Révélée sur le tard, Anne Consigny croque depuis le cinéma à belles dents, composant une filmographie à l’abri des préjugés. Elle est à l’affiche d’Un ange à la mer, premier long métrage rugueux et bouleversant du cinéaste belge Frédéric Dumont.

C’était en 2005, et sous les traits de Françoise, la timide partenaire de tango de Patrick Chesnais dans J e ne suis pas là pour être aimé, Anne Consigny accédait enfin à la notoriété. Une consécration tardive, pour une comédienne que l’on avait pu voir, quelque 20 ans plus tôt déjà, dans Le Soulier de satin de Manoel de Oliveira, sans que cette composition ne soit cependant suivie d’effets au cinéma. Qu’à cela ne tienne: le théâtre l’accapare l’espace d’une vingtaine d’années, le temps qu’Isabelle Nanty d’abord ( Le Bison), Arnaud Desplechin ensuite ( Léo en jouant « Dans la compagnie des hommes ») ne la rappellent au bon souvenir des cinéphiles.

Depuis, en une application de l’adage voulant que « Tout vient à point à qui sait attendre », Anne Consigny s’est multipliée: Julian Schnabel ( Le Scaphandre et le papillon), Pascal Bonitzer ( Le Grand Alibi), Arnaud Desplechin encore ( Un conte de Noël), Alain Resnais ( Les Herbes folles) comptent parmi les auteurs ayant fait appel à cette comédienne tous terrains, également à l’aise dans la comédie populaire ( La Première Etoile) ou dans les grosses productions façon Largo Winch. Constat qu’elle accueille avec un large sourire, alors qu’on la rencontre au festival de Namur: « L’avantage d’avoir commencé super tard, c’est que j’ai envie de prendre mon pied avec qui je veux. Dès que quelqu’un raconte une histoire qui me plaît, je me fous de savoir si c’est politiquement correct une carrière d’actrice comme ceci, ou comme cela. Je n’ai pas envie, parce que je travaille avec un génie comme Alain Resnais pour qui j’ai un respect immense, de ne pas aller aussi sur le plateau d’un mec comme Jérôme Salle, pour qui j’ai adoré jouer un petit rôle dans Largo Winch , son film hyper commercial. Ce que je me refuse, par contre, c’est de faire un film soit par intérêt pour ma carrière, soit pour mon compte en banque. »

Plus que de grand écart, on parlera d’un éclectisme revendiqué. Ce que traduit éloquemment l’actualité d’une comédienne que l’on peut voir pour l’heure dans Rapt de Lucas Belvaux, où elle incarne l’épouse blessée du capitaine d’industrie kidnappé, mais encore dans John Rabe, une superproduction internationale retraçant un épisode de la guerre sino-japonaise 1937-1945 ( « C’était extraordinaire, c’est un autre métier jouer dans une production de cette ampleur »), avant de la retrouver, dans quelques jours, dans Un ange à la mer, le premier long métrage du cinéaste belge Frédéric Dumont (lire notre critique en page 29).
---+---
* _Consignes de travail_
**A.** Dites par oui ou par non si chacune des affirmations suivantes concorde avec l’article sur Anne Consigny, et citez mot pour mot les termes de l’article qui permettent de trancher. (i) Anne Consigny était apparue dans Le Soulier de satin de Manoel de Oliveira une vingtaine d’années avant 2005. (ii) Le théâtre l’a occupée pendant une dizaine d’années. (iii) Dans Rapt de Lucas Belvaux, elle interprète l’épouse du capitaine d’industrie enlevé.
**B.** Prolongez l’article sur Anne Consigny en reprenant juste après sa dernière phrase.
Le matériel qui vient ensuite est tiré d’une autre source.

* _Données fournies_
---+---
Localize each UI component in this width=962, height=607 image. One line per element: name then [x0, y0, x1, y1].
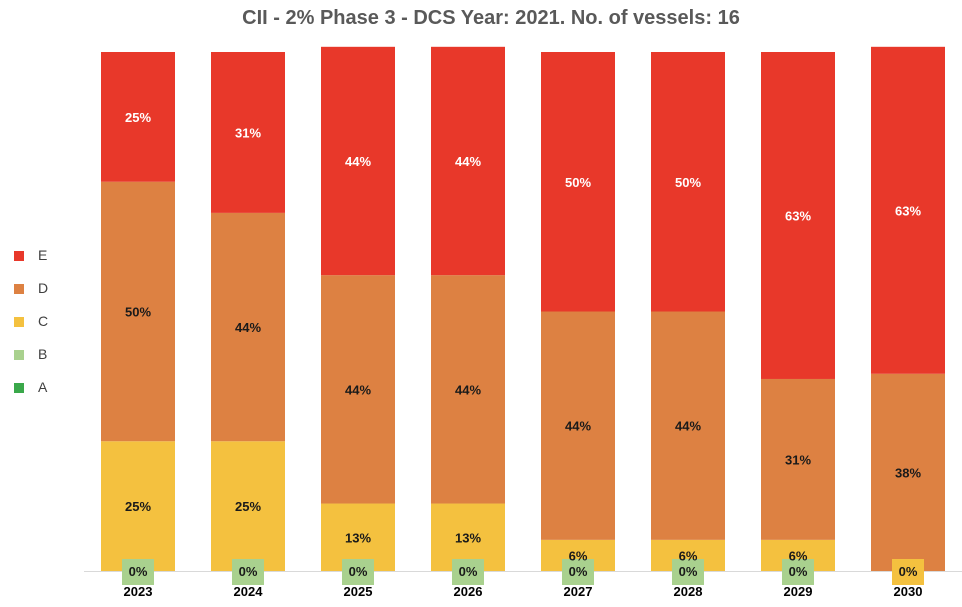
---+---
* _Résultats_
**A.**
(i) Oui : « que l’on avait pu voir, quelque 20 ans plus tôt déjà, dans Le Soulier de satin de Manoel de Oliveira ».
(ii) Non : « le théâtre l’accapare l’espace d’une vingtaine d’années ».
(iii) Oui : « où elle incarne l’épouse blessée du capitaine d’industrie kidnappé ».

**B.**
Profession de foi

A propos de son rôle dans ce dernier, celui d’une mère ne réussissant pas à prendre la mesure de la détresse profonde de son jeune fils à qui son père a révélé un lourd secret, la comédienne confie qu’il lui a longtemps résisté: « Je n’ai jamais eu autant de mal à approcher un personnage, à le comprendre. Comment pouvait-on être cette mère-là, être proche d’un enfant sans voir ce qui lui arrivait? », observe-t-elle. Avant de préciser: « Frédéric Dumont parle de sa propre mère, il n’a pas une réelle objectivité. C’est cela qui rend le rôle difficile à appréhender, parce qu’il ne la condamne pas, mais il ne l’excuse pas non plus, alors que moi, je cherchais à l’excuser. »

Insécurité qui débouche, à l’arrivée, sur une interprétation d’une belle et profonde justesse -« peut-être que ma douleur d’actrice a servi au personnage », avance-t-elle. A quoi s’ajoutera un refus, peu banal, de la psychologie: « C’était un défi. En général, on est un peu les psys de nos personnages, on essaye de les analyser, de les faire parler sur le canapé le plus longtemps possible pour nous rassurer quant à notre capacité à leur donner chair. Là, j’avais moins d’assurance, mais être rassuré met toujours en danger. C’est à partir du moment où l’on croit savoir quelque chose que l’on se casse la gueule… »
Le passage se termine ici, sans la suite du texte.